> [DIRECTION]:
Every line that holds the string "structured" is to be identified and copied.

> [Stored data]:
/---

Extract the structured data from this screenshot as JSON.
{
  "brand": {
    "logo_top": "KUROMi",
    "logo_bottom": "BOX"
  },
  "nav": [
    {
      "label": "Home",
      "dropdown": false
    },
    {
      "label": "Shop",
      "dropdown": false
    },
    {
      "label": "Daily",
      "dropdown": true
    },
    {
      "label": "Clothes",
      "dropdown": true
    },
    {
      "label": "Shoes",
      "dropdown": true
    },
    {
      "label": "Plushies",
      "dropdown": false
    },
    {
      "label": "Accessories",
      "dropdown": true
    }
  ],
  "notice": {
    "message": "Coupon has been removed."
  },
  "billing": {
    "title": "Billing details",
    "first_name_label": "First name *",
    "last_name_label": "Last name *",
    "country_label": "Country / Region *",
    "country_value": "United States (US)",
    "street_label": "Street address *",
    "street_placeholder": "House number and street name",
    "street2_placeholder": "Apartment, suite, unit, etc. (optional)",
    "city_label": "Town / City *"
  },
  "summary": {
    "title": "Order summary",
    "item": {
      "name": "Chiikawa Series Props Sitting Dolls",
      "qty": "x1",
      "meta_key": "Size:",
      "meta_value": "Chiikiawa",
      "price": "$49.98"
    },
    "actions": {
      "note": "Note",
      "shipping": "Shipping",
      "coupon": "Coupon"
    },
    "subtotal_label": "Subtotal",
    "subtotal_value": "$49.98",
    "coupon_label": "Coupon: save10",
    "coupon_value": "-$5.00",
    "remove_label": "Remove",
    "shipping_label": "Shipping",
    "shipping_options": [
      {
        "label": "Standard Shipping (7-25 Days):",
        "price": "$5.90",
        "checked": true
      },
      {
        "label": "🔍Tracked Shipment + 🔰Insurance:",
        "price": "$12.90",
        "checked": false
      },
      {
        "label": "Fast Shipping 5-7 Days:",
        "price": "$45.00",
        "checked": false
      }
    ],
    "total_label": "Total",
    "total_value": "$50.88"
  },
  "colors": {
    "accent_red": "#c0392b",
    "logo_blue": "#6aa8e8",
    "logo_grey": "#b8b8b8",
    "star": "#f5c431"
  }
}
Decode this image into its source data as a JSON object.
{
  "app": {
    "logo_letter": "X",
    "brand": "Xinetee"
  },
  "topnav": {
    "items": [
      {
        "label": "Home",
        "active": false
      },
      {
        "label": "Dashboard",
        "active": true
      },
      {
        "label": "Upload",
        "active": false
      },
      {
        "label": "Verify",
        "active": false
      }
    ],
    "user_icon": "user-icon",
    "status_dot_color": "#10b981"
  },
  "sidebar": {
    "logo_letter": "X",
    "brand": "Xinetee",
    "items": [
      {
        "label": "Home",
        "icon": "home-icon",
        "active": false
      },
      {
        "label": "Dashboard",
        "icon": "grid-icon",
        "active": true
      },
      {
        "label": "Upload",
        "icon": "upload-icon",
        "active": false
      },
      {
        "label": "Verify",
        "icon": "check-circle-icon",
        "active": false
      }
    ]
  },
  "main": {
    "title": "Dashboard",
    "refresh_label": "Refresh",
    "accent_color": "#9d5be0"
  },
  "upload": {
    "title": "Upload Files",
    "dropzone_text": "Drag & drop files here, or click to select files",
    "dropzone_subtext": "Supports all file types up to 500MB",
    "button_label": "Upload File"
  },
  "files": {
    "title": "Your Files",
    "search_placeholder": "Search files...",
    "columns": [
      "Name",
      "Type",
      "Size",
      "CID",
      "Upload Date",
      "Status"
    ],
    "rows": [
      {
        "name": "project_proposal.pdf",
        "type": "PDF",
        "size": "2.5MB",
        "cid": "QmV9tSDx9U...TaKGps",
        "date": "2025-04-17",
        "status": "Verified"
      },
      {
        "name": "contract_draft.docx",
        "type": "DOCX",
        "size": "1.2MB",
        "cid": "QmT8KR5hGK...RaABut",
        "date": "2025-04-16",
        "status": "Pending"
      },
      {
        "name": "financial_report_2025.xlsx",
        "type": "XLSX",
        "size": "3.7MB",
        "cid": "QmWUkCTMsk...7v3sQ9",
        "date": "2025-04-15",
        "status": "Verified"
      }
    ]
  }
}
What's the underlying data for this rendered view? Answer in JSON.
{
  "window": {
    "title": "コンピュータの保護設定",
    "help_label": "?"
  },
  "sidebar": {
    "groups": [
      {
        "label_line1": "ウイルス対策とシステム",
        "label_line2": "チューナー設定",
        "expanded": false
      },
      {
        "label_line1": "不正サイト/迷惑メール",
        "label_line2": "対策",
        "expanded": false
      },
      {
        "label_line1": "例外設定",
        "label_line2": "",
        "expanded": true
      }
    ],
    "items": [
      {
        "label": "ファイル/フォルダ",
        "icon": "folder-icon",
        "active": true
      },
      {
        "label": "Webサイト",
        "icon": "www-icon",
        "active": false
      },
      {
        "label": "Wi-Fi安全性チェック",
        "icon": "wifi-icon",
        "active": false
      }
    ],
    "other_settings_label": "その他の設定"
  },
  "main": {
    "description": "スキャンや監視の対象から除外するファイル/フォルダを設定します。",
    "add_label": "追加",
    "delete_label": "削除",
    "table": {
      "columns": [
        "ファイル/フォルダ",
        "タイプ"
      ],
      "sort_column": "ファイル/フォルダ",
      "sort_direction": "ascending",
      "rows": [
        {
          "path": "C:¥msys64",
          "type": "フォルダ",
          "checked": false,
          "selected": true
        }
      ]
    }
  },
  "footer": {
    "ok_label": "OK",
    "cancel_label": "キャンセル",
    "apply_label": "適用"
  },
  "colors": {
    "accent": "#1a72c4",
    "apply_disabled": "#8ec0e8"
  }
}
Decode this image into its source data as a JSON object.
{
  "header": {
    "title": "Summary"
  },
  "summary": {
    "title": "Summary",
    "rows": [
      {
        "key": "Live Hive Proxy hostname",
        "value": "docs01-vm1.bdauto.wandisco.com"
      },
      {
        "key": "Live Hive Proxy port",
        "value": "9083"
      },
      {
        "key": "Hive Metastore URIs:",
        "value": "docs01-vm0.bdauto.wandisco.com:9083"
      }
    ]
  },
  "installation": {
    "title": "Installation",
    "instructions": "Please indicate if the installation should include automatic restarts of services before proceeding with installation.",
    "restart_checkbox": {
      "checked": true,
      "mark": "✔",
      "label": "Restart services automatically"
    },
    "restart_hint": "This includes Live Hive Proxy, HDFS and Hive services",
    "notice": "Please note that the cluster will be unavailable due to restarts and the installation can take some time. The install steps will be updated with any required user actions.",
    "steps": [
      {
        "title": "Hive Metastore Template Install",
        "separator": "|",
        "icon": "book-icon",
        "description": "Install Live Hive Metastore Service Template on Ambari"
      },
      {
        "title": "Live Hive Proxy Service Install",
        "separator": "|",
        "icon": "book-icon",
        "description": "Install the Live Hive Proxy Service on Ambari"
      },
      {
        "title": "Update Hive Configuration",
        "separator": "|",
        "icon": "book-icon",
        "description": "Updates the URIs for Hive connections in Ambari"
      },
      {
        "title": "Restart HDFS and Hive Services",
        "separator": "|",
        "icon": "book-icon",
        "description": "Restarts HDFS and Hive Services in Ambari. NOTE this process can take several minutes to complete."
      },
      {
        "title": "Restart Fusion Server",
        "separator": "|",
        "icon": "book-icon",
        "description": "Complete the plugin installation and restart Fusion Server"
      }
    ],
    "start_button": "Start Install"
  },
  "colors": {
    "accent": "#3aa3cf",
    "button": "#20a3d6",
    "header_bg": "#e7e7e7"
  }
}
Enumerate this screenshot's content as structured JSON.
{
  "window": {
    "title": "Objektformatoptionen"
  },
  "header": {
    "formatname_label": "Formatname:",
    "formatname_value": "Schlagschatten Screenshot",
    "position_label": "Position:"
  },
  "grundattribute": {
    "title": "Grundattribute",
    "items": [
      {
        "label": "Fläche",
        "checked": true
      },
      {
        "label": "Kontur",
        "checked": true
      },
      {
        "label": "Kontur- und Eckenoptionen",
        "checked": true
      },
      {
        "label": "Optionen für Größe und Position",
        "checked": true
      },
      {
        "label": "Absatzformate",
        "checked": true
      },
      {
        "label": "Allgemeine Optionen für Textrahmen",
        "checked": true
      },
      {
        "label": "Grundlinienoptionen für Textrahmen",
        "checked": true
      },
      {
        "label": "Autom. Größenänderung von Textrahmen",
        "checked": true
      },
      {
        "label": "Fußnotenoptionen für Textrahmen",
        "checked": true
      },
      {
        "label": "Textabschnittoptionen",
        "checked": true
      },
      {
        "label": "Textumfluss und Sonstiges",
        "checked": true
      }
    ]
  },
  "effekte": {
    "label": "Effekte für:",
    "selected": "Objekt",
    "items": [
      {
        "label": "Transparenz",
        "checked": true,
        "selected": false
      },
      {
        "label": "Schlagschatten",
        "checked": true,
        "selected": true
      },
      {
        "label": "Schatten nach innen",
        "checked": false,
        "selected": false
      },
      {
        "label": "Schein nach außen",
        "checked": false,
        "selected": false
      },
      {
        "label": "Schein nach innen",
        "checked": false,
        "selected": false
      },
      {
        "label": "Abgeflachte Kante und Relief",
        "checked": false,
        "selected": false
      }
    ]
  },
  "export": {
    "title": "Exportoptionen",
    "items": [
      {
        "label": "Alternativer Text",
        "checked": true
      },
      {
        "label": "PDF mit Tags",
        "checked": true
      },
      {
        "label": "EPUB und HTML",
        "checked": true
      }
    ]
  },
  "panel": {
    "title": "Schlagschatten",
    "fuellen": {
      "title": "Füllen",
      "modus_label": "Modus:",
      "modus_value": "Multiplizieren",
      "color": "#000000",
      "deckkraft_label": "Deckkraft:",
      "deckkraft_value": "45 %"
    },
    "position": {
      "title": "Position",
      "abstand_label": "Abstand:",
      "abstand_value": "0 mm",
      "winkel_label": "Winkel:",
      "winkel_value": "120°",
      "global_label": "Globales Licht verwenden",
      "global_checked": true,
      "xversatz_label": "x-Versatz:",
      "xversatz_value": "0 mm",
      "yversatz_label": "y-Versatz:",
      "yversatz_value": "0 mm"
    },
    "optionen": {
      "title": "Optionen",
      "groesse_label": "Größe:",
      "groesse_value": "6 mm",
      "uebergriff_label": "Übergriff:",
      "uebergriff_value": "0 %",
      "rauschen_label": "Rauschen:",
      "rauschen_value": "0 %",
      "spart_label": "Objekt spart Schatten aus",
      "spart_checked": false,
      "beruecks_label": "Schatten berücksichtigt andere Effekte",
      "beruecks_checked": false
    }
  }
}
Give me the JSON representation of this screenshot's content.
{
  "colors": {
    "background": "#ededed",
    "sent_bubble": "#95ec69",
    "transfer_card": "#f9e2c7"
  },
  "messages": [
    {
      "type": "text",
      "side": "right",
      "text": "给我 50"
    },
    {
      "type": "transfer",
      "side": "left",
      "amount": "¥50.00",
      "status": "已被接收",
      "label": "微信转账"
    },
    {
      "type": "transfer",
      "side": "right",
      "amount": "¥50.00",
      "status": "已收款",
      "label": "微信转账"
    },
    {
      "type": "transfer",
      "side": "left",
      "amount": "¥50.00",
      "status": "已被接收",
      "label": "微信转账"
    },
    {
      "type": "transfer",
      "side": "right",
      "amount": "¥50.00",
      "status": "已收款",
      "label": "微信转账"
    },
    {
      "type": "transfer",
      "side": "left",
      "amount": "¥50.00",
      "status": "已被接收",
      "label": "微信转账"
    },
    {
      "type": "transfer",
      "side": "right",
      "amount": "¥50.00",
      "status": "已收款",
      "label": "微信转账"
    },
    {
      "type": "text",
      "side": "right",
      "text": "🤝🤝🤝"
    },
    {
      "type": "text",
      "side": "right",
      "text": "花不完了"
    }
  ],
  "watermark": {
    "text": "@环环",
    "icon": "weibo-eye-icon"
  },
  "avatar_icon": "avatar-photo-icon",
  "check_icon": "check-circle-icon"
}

\---

> [ANSWER TO THIS EXERCISE]:
Extract the structured data from this screenshot as JSON.
Enumerate this screenshot's content as structured JSON.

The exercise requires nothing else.